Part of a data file

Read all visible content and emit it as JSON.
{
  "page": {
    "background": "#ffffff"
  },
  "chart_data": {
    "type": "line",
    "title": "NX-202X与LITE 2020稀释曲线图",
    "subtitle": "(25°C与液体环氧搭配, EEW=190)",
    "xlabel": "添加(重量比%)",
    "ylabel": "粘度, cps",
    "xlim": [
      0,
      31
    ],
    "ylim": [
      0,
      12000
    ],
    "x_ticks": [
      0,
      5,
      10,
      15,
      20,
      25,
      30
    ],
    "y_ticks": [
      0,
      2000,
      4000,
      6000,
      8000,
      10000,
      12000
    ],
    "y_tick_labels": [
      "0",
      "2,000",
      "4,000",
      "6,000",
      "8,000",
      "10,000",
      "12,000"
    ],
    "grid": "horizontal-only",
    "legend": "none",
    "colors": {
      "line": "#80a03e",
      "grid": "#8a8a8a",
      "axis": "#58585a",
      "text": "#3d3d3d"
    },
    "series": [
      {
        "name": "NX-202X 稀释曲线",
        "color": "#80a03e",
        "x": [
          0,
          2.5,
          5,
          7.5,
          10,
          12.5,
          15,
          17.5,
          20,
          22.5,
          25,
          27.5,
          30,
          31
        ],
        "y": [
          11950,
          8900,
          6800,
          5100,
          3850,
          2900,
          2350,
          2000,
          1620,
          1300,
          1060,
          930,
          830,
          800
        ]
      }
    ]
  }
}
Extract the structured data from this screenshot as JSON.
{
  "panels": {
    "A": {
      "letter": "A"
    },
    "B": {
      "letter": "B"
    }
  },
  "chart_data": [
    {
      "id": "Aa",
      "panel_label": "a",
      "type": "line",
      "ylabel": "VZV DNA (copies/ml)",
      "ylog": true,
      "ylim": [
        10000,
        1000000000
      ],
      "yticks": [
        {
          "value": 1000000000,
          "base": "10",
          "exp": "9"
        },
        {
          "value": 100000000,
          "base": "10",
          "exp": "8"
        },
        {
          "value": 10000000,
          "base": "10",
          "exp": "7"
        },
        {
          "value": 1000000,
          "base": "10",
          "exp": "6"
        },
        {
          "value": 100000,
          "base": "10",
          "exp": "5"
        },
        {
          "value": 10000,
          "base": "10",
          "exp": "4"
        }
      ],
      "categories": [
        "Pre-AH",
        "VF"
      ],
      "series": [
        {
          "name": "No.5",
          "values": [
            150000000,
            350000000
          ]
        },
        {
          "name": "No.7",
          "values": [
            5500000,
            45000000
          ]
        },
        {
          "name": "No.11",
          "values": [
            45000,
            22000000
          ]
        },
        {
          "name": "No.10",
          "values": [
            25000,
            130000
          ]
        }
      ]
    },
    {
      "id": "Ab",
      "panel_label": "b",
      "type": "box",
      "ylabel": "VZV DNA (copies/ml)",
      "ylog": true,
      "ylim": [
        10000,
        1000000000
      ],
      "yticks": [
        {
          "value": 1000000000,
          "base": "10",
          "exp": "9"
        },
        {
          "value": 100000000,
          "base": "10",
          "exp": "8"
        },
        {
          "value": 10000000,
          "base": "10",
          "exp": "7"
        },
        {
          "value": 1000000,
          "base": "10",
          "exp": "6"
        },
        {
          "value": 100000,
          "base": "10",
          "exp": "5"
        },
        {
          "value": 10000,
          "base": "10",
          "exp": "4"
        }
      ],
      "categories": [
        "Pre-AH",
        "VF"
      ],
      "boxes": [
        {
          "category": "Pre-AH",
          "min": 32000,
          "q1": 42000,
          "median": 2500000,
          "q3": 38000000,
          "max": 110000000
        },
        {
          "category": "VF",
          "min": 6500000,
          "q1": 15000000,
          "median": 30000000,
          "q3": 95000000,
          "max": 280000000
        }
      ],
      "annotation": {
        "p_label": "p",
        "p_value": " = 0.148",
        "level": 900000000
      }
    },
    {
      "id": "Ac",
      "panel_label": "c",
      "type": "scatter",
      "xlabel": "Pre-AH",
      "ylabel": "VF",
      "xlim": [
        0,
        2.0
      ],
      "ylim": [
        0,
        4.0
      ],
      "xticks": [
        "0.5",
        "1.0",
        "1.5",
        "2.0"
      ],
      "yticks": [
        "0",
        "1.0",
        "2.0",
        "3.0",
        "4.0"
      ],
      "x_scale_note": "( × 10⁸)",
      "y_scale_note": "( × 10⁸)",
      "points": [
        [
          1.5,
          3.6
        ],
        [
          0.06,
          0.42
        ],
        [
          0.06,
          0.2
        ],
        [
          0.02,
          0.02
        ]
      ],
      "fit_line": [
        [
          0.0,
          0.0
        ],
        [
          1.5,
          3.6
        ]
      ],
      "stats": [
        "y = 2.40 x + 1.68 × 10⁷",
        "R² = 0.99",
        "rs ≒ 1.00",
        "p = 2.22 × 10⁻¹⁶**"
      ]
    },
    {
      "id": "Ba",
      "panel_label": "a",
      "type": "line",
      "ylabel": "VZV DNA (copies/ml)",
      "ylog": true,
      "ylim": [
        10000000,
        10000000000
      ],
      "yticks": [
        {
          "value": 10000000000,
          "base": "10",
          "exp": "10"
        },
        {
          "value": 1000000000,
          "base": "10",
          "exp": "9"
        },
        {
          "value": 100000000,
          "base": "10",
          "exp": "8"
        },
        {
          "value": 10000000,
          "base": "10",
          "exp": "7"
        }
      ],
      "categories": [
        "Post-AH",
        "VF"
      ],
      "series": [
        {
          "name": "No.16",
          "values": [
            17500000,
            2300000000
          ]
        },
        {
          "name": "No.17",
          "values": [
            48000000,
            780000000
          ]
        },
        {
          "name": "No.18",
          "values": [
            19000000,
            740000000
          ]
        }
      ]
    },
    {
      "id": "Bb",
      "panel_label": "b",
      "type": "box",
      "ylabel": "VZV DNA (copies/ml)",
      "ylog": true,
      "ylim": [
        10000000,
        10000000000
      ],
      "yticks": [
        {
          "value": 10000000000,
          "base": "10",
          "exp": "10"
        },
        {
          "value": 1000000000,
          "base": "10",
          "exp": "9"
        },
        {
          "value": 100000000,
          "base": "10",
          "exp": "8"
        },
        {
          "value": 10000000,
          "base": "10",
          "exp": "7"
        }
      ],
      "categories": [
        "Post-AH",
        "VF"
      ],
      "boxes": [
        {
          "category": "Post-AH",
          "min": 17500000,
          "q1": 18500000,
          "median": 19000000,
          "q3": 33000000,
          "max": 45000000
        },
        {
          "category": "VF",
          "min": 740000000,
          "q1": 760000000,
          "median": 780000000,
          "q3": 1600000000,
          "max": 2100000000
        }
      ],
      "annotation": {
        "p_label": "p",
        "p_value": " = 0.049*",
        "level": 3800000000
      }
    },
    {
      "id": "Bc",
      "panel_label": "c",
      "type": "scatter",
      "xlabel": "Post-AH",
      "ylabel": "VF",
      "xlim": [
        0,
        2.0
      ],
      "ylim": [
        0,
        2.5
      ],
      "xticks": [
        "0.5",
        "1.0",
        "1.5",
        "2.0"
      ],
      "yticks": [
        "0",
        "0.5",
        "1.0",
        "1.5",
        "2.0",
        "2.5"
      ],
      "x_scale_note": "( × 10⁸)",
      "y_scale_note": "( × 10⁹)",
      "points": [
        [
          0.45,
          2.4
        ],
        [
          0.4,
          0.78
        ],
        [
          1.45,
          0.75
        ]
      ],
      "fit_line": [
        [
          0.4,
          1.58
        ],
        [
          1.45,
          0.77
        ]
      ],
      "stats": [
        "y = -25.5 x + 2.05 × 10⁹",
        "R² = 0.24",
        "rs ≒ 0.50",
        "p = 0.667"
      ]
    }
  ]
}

» **Brief**
All of the entries must be quoted exactly; please include each one.

» **Response below**
Read all visible content and emit it as JSON.
{
  "page": {
    "background": "#ffffff"
  },
  "chart_data": {
    "type": "line",
    "title": "NX-202X与LITE 2020稀释曲线图",
    "subtitle": "(25°C与液体环氧搭配, EEW=190)",
    "xlabel": "添加(重量比%)",
    "ylabel": "粘度, cps",
    "xlim": [
      0,
      31
    ],
    "ylim": [
      0,
      12000
    ],
    "x_ticks": [
      0,
      5,
      10,
      15,
      20,
      25,
      30
    ],
    "y_ticks": [
      0,
      2000,
      4000,
      6000,
      8000,
      10000,
      12000
    ],
    "y_tick_labels": [
      "0",
      "2,000",
      "4,000",
      "6,000",
      "8,000",
      "10,000",
      "12,000"
    ],
    "grid": "horizontal-only",
    "legend": "none",
    "colors": {
      "line": "#80a03e",
      "grid": "#8a8a8a",
      "axis": "#58585a",
      "text": "#3d3d3d"
    },
    "series": [
      {
        "name": "NX-202X 稀释曲线",
        "color": "#80a03e",
        "x": [
          0,
          2.5,
          5,
          7.5,
          10,
          12.5,
          15,
          17.5,
          20,
          22.5,
          25,
          27.5,
          30,
          31
        ],
        "y": [
          11950,
          8900,
          6800,
          5100,
          3850,
          2900,
          2350,
          2000,
          1620,
          1300,
          1060,
          930,
          830,
          800
        ]
      }
    ]
  }
}
Extract the structured data from this screenshot as JSON.
{
  "panels": {
    "A": {
      "letter": "A"
    },
    "B": {
      "letter": "B"
    }
  },
  "chart_data": [
    {
      "id": "Aa",
      "panel_label": "a",
      "type": "line",
      "ylabel": "VZV DNA (copies/ml)",
      "ylog": true,
      "ylim": [
        10000,
        1000000000
      ],
      "yticks": [
        {
          "value": 1000000000,
          "base": "10",
          "exp": "9"
        },
        {
          "value": 100000000,
          "base": "10",
          "exp": "8"
        },
        {
          "value": 10000000,
          "base": "10",
          "exp": "7"
        },
        {
          "value": 1000000,
          "base": "10",
          "exp": "6"
        },
        {
          "value": 100000,
          "base": "10",
          "exp": "5"
        },
        {
          "value": 10000,
          "base": "10",
          "exp": "4"
        }
      ],
      "categories": [
        "Pre-AH",
        "VF"
      ],
      "series": [
        {
          "name": "No.5",
          "values": [
            150000000,
            350000000
          ]
        },
        {
          "name": "No.7",
          "values": [
            5500000,
            45000000
          ]
        },
        {
          "name": "No.11",
          "values": [
            45000,
            22000000
          ]
        },
        {
          "name": "No.10",
          "values": [
            25000,
            130000
          ]
        }
      ]
    },
    {
      "id": "Ab",
      "panel_label": "b",
      "type": "box",
      "ylabel": "VZV DNA (copies/ml)",
      "ylog": true,
      "ylim": [
        10000,
        1000000000
      ],
      "yticks": [
        {
          "value": 1000000000,
          "base": "10",
          "exp": "9"
        },
        {
          "value": 100000000,
          "base": "10",
          "exp": "8"
        },
        {
          "value": 10000000,
          "base": "10",
          "exp": "7"
        },
        {
          "value": 1000000,
          "base": "10",
          "exp": "6"
        },
        {
          "value": 100000,
          "base": "10",
          "exp": "5"
        },
        {
          "value": 10000,
          "base": "10",
          "exp": "4"
        }
      ],
      "categories": [
        "Pre-AH",
        "VF"
      ],
      "boxes": [
        {
          "category": "Pre-AH",
          "min": 32000,
          "q1": 42000,
          "median": 2500000,
          "q3": 38000000,
          "max": 110000000
        },
        {
          "category": "VF",
          "min": 6500000,
          "q1": 15000000,
          "median": 30000000,
          "q3": 95000000,
          "max": 280000000
        }
      ],
      "annotation": {
        "p_label": "p",
        "p_value": " = 0.148",
        "level": 900000000
      }
    },
    {
      "id": "Ac",
      "panel_label": "c",
      "type": "scatter",
      "xlabel": "Pre-AH",
      "ylabel": "VF",
      "xlim": [
        0,
        2.0
      ],
      "ylim": [
        0,
        4.0
      ],
      "xticks": [
        "0.5",
        "1.0",
        "1.5",
        "2.0"
      ],
      "yticks": [
        "0",
        "1.0",
        "2.0",
        "3.0",
        "4.0"
      ],
      "x_scale_note": "( × 10⁸)",
      "y_scale_note": "( × 10⁸)",
      "points": [
        [
          1.5,
          3.6
        ],
        [
          0.06,
          0.42
        ],
        [
          0.06,
          0.2
        ],
        [
          0.02,
          0.02
        ]
      ],
      "fit_line": [
        [
          0.0,
          0.0
        ],
        [
          1.5,
          3.6
        ]
      ],
      "stats": [
        "y = 2.40 x + 1.68 × 10⁷",
        "R² = 0.99",
        "rs ≒ 1.00",
        "p = 2.22 × 10⁻¹⁶**"
      ]
    },
    {
      "id": "Ba",
      "panel_label": "a",
      "type": "line",
      "ylabel": "VZV DNA (copies/ml)",
      "ylog": true,
      "ylim": [
        10000000,
        10000000000
      ],
      "yticks": [
        {
          "value": 10000000000,
          "base": "10",
          "exp": "10"
        },
        {
          "value": 1000000000,
          "base": "10",
          "exp": "9"
        },
        {
          "value": 100000000,
          "base": "10",
          "exp": "8"
        },
        {
          "value": 10000000,
          "base": "10",
          "exp": "7"
        }
      ],
      "categories": [
        "Post-AH",
        "VF"
      ],
      "series": [
        {
          "name": "No.16",
          "values": [
            17500000,
            2300000000
          ]
        },
        {
          "name": "No.17",
          "values": [
            48000000,
            780000000
          ]
        },
        {
          "name": "No.18",
          "values": [
            19000000,
            740000000
          ]
        }
      ]
    },
    {
      "id": "Bb",
      "panel_label": "b",
      "type": "box",
      "ylabel": "VZV DNA (copies/ml)",
      "ylog": true,
      "ylim": [
        10000000,
        10000000000
      ],
      "yticks": [
        {
          "value": 10000000000,
          "base": "10",
          "exp": "10"
        },
        {
          "value": 1000000000,
          "base": "10",
          "exp": "9"
        },
        {
          "value": 100000000,
          "base": "10",
          "exp": "8"
        },
        {
          "value": 10000000,
          "base": "10",
          "exp": "7"
        }
      ],
      "categories": [
        "Post-AH",
        "VF"
      ],
      "boxes": [
        {
          "category": "Post-AH",
          "min": 17500000,
          "q1": 18500000,
          "median": 19000000,
          "q3": 33000000,
          "max": 45000000
        },
        {
          "category": "VF",
          "min": 740000000,
          "q1": 760000000,
          "median": 780000000,
          "q3": 1600000000,
          "max": 2100000000
        }
      ],
      "annotation": {
        "p_label": "p",
        "p_value": " = 0.049*",
        "level": 3800000000
      }
    },
    {
      "id": "Bc",
      "panel_label": "c",
      "type": "scatter",
      "xlabel": "Post-AH",
      "ylabel": "VF",
      "xlim": [
        0,
        2.0
      ],
      "ylim": [
        0,
        2.5
      ],
      "xticks": [
        "0.5",
        "1.0",
        "1.5",
        "2.0"
      ],
      "yticks": [
        "0",
        "0.5",
        "1.0",
        "1.5",
        "2.0",
        "2.5"
      ],
      "x_scale_note": "( × 10⁸)",
      "y_scale_note": "( × 10⁹)",
      "points": [
        [
          0.45,
          2.4
        ],
        [
          0.4,
          0.78
        ],
        [
          1.45,
          0.75
        ]
      ],
      "fit_line": [
        [
          0.4,
          1.58
        ],
        [
          1.45,
          0.77
        ]
      ],
      "stats": [
        "y = -25.5 x + 2.05 × 10⁹",
        "R² = 0.24",
        "rs ≒ 0.50",
        "p = 0.667"
      ]
    }
  ]
}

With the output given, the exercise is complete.